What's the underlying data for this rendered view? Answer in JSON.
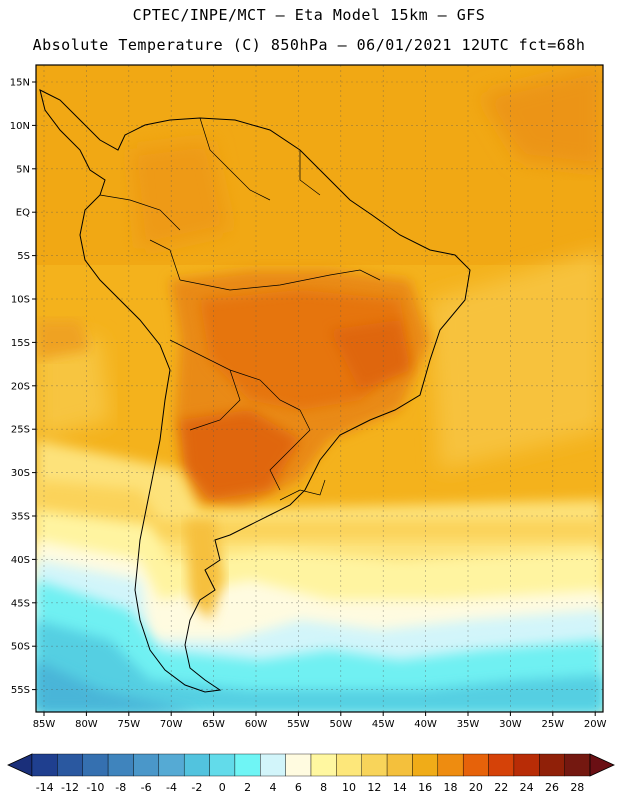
{
  "header": {
    "line1": "CPTEC/INPE/MCT –  Eta Model 15km – GFS",
    "line2": "Absolute Temperature (C) 850hPa – 06/01/2021 12UTC fct=68h"
  },
  "axes": {
    "lat_labels": [
      "15N",
      "10N",
      "5N",
      "EQ",
      "5S",
      "10S",
      "15S",
      "20S",
      "25S",
      "30S",
      "35S",
      "40S",
      "45S",
      "50S",
      "55S"
    ],
    "lon_labels": [
      "85W",
      "80W",
      "75W",
      "70W",
      "65W",
      "60W",
      "55W",
      "50W",
      "45W",
      "40W",
      "35W",
      "30W",
      "25W",
      "20W"
    ]
  },
  "colorbar": {
    "labels": [
      "-14",
      "-12",
      "-10",
      "-8",
      "-6",
      "-4",
      "-2",
      "0",
      "2",
      "4",
      "6",
      "8",
      "10",
      "12",
      "14",
      "16",
      "18",
      "20",
      "22",
      "24",
      "26",
      "28"
    ],
    "colors": [
      "#1f3f8f",
      "#2a58a0",
      "#3570b0",
      "#3f84bd",
      "#4a97c9",
      "#55aad4",
      "#52c3de",
      "#62dbea",
      "#6ff5f5",
      "#d2f5fa",
      "#fffbe0",
      "#fff7a0",
      "#fde77a",
      "#f8d45a",
      "#f4c03c",
      "#f0ac18",
      "#ee8c10",
      "#e6620a",
      "#d54208",
      "#b82c06",
      "#902008",
      "#741810"
    ],
    "under_color": "#1a2f7a",
    "over_color": "#6a0f14"
  }
}
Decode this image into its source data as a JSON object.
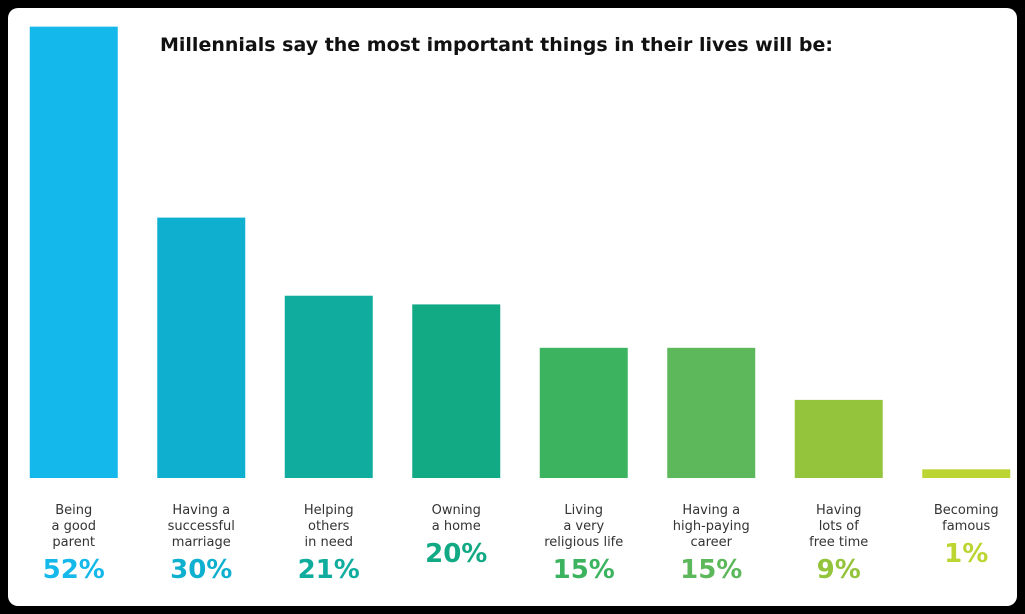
{
  "chart_data": {
    "type": "bar",
    "title": "Millennials say the most important things in their lives will be:",
    "categories": [
      "Being\na good\nparent",
      "Having a\nsuccessful\nmarriage",
      "Helping\nothers\nin need",
      "Owning\na home",
      "Living\na very\nreligious life",
      "Having a\nhigh-paying\ncareer",
      "Having\nlots of\nfree time",
      "Becoming\nfamous"
    ],
    "values": [
      52,
      30,
      21,
      20,
      15,
      15,
      9,
      1
    ],
    "value_labels": [
      "52%",
      "30%",
      "21%",
      "20%",
      "15%",
      "15%",
      "9%",
      "1%"
    ],
    "colors": [
      "#14b8ea",
      "#0fb0cf",
      "#10ad9e",
      "#12a985",
      "#3cb35f",
      "#5cb85a",
      "#93c43b",
      "#bdd532"
    ]
  }
}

DIRECTION
The pictures should not be reproduced; quote all of the other material exactly.

SOLUTION FOR THIS EXERCISE
What's the underlying data for this rendered view? Answer in JSON.
{
  "header": {
    "line1": "CPTEC/INPE/MCT –  Eta Model 15km – GFS",
    "line2": "Absolute Temperature (C) 850hPa – 06/01/2021 12UTC fct=68h"
  },
  "axes": {
    "lat_labels": [
      "15N",
      "10N",
      "5N",
      "EQ",
      "5S",
      "10S",
      "15S",
      "20S",
      "25S",
      "30S",
      "35S",
      "40S",
      "45S",
      "50S",
      "55S"
    ],
    "lon_labels": [
      "85W",
      "80W",
      "75W",
      "70W",
      "65W",
      "60W",
      "55W",
      "50W",
      "45W",
      "40W",
      "35W",
      "30W",
      "25W",
      "20W"
    ]
  },
  "colorbar": {
    "labels": [
      "-14",
      "-12",
      "-10",
      "-8",
      "-6",
      "-4",
      "-2",
      "0",
      "2",
      "4",
      "6",
      "8",
      "10",
      "12",
      "14",
      "16",
      "18",
      "20",
      "22",
      "24",
      "26",
      "28"
    ],
    "colors": [
      "#1f3f8f",
      "#2a58a0",
      "#3570b0",
      "#3f84bd",
      "#4a97c9",
      "#55aad4",
      "#52c3de",
      "#62dbea",
      "#6ff5f5",
      "#d2f5fa",
      "#fffbe0",
      "#fff7a0",
      "#fde77a",
      "#f8d45a",
      "#f4c03c",
      "#f0ac18",
      "#ee8c10",
      "#e6620a",
      "#d54208",
      "#b82c06",
      "#902008",
      "#741810"
    ],
    "under_color": "#1a2f7a",
    "over_color": "#6a0f14"
  }
}
Decode this image into its source data as a JSON object.
{
  "chart_data": {
    "type": "bar",
    "title": "Millennials say the most important things in their lives will be:",
    "categories": [
      "Being\na good\nparent",
      "Having a\nsuccessful\nmarriage",
      "Helping\nothers\nin need",
      "Owning\na home",
      "Living\na very\nreligious life",
      "Having a\nhigh-paying\ncareer",
      "Having\nlots of\nfree time",
      "Becoming\nfamous"
    ],
    "values": [
      52,
      30,
      21,
      20,
      15,
      15,
      9,
      1
    ],
    "value_labels": [
      "52%",
      "30%",
      "21%",
      "20%",
      "15%",
      "15%",
      "9%",
      "1%"
    ],
    "colors": [
      "#14b8ea",
      "#0fb0cf",
      "#10ad9e",
      "#12a985",
      "#3cb35f",
      "#5cb85a",
      "#93c43b",
      "#bdd532"
    ]
  }
}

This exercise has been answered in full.